◆ Supplied material
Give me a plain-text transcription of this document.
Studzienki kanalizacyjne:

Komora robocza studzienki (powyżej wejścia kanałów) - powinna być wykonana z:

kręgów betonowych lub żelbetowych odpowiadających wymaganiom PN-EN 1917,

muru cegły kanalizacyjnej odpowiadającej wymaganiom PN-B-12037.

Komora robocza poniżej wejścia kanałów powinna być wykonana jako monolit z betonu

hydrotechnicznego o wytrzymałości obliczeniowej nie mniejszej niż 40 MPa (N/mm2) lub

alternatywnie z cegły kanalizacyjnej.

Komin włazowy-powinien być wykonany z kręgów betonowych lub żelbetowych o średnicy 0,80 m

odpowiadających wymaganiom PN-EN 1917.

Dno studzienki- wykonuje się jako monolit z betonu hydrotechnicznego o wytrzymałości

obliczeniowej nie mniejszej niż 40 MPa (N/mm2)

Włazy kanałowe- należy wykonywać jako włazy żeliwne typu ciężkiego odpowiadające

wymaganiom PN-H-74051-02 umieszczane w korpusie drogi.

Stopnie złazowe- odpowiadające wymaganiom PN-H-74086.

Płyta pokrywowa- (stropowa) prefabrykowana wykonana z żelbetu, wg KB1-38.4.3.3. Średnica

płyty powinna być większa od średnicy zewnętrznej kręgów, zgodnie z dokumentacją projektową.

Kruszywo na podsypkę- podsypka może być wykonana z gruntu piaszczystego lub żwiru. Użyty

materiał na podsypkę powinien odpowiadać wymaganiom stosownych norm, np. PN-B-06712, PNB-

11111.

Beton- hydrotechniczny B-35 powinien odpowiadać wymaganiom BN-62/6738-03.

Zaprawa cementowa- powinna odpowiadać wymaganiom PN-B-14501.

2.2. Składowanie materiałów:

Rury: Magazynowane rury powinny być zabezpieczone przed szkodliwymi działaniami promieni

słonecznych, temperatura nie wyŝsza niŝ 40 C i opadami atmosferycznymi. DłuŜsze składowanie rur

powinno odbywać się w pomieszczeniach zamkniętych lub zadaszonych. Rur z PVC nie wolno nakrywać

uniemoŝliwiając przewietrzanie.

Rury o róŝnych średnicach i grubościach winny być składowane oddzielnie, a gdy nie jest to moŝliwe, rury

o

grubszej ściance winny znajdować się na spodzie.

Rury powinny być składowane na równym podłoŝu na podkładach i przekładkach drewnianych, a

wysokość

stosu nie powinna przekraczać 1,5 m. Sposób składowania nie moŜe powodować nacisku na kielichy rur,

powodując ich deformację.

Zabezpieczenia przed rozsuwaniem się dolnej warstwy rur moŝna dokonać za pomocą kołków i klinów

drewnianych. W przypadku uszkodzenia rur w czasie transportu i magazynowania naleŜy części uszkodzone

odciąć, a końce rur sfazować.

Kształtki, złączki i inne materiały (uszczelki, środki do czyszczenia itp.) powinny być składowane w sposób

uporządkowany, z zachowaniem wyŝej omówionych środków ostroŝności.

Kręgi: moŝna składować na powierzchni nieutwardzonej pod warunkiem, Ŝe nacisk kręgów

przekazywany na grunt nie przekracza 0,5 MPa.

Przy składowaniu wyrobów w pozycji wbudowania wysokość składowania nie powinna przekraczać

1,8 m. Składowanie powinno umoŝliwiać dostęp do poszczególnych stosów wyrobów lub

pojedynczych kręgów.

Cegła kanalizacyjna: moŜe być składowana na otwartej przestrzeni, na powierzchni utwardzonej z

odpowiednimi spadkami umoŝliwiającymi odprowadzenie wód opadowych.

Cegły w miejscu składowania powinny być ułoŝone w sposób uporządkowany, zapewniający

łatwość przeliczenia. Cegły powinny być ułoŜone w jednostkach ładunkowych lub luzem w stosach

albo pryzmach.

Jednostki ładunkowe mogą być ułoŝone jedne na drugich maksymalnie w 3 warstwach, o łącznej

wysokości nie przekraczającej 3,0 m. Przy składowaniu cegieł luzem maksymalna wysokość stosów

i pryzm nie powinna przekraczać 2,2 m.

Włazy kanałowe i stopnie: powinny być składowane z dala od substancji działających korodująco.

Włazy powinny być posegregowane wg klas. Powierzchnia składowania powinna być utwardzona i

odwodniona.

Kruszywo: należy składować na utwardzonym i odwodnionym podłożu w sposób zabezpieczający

◆ What you have to do
Copy out the whole listing exactly as written.

◆ Exercise answer
Give me a plain-text transcription of this document.
Studzienki kanalizacyjne:

Komora robocza studzienki (powyżej wejścia kanałów) - powinna być wykonana z:

kręgów betonowych lub żelbetowych odpowiadających wymaganiom PN-EN 1917,

muru cegły kanalizacyjnej odpowiadającej wymaganiom PN-B-12037.

Komora robocza poniżej wejścia kanałów powinna być wykonana jako monolit z betonu

hydrotechnicznego o wytrzymałości obliczeniowej nie mniejszej niż 40 MPa (N/mm2) lub

alternatywnie z cegły kanalizacyjnej.

Komin włazowy-powinien być wykonany z kręgów betonowych lub żelbetowych o średnicy 0,80 m

odpowiadających wymaganiom PN-EN 1917.

Dno studzienki- wykonuje się jako monolit z betonu hydrotechnicznego o wytrzymałości

obliczeniowej nie mniejszej niż 40 MPa (N/mm2)

Włazy kanałowe- należy wykonywać jako włazy żeliwne typu ciężkiego odpowiadające

wymaganiom PN-H-74051-02 umieszczane w korpusie drogi.

Stopnie złazowe- odpowiadające wymaganiom PN-H-74086.

Płyta pokrywowa- (stropowa) prefabrykowana wykonana z żelbetu, wg KB1-38.4.3.3. Średnica

płyty powinna być większa od średnicy zewnętrznej kręgów, zgodnie z dokumentacją projektową.

Kruszywo na podsypkę- podsypka może być wykonana z gruntu piaszczystego lub żwiru. Użyty

materiał na podsypkę powinien odpowiadać wymaganiom stosownych norm, np. PN-B-06712, PNB-

11111.

Beton- hydrotechniczny B-35 powinien odpowiadać wymaganiom BN-62/6738-03.

Zaprawa cementowa- powinna odpowiadać wymaganiom PN-B-14501.

2.2. Składowanie materiałów:

Rury: Magazynowane rury powinny być zabezpieczone przed szkodliwymi działaniami promieni

słonecznych, temperatura nie wyŝsza niŝ 40 C i opadami atmosferycznymi. DłuŜsze składowanie rur

powinno odbywać się w pomieszczeniach zamkniętych lub zadaszonych. Rur z PVC nie wolno nakrywać

uniemoŝliwiając przewietrzanie.

Rury o róŝnych średnicach i grubościach winny być składowane oddzielnie, a gdy nie jest to moŝliwe, rury

o

grubszej ściance winny znajdować się na spodzie.

Rury powinny być składowane na równym podłoŝu na podkładach i przekładkach drewnianych, a

wysokość

stosu nie powinna przekraczać 1,5 m. Sposób składowania nie moŜe powodować nacisku na kielichy rur,

powodując ich deformację.

Zabezpieczenia przed rozsuwaniem się dolnej warstwy rur moŝna dokonać za pomocą kołków i klinów

drewnianych. W przypadku uszkodzenia rur w czasie transportu i magazynowania naleŜy części uszkodzone

odciąć, a końce rur sfazować.

Kształtki, złączki i inne materiały (uszczelki, środki do czyszczenia itp.) powinny być składowane w sposób

uporządkowany, z zachowaniem wyŝej omówionych środków ostroŝności.

Kręgi: moŝna składować na powierzchni nieutwardzonej pod warunkiem, Ŝe nacisk kręgów

przekazywany na grunt nie przekracza 0,5 MPa.

Przy składowaniu wyrobów w pozycji wbudowania wysokość składowania nie powinna przekraczać

1,8 m. Składowanie powinno umoŝliwiać dostęp do poszczególnych stosów wyrobów lub

pojedynczych kręgów.

Cegła kanalizacyjna: moŜe być składowana na otwartej przestrzeni, na powierzchni utwardzonej z

odpowiednimi spadkami umoŝliwiającymi odprowadzenie wód opadowych.

Cegły w miejscu składowania powinny być ułoŝone w sposób uporządkowany, zapewniający

łatwość przeliczenia. Cegły powinny być ułoŜone w jednostkach ładunkowych lub luzem w stosach

albo pryzmach.

Jednostki ładunkowe mogą być ułoŝone jedne na drugich maksymalnie w 3 warstwach, o łącznej

wysokości nie przekraczającej 3,0 m. Przy składowaniu cegieł luzem maksymalna wysokość stosów

i pryzm nie powinna przekraczać 2,2 m.

Włazy kanałowe i stopnie: powinny być składowane z dala od substancji działających korodująco.

Włazy powinny być posegregowane wg klas. Powierzchnia składowania powinna być utwardzona i

odwodniona.

Kruszywo: należy składować na utwardzonym i odwodnionym podłożu w sposób zabezpieczający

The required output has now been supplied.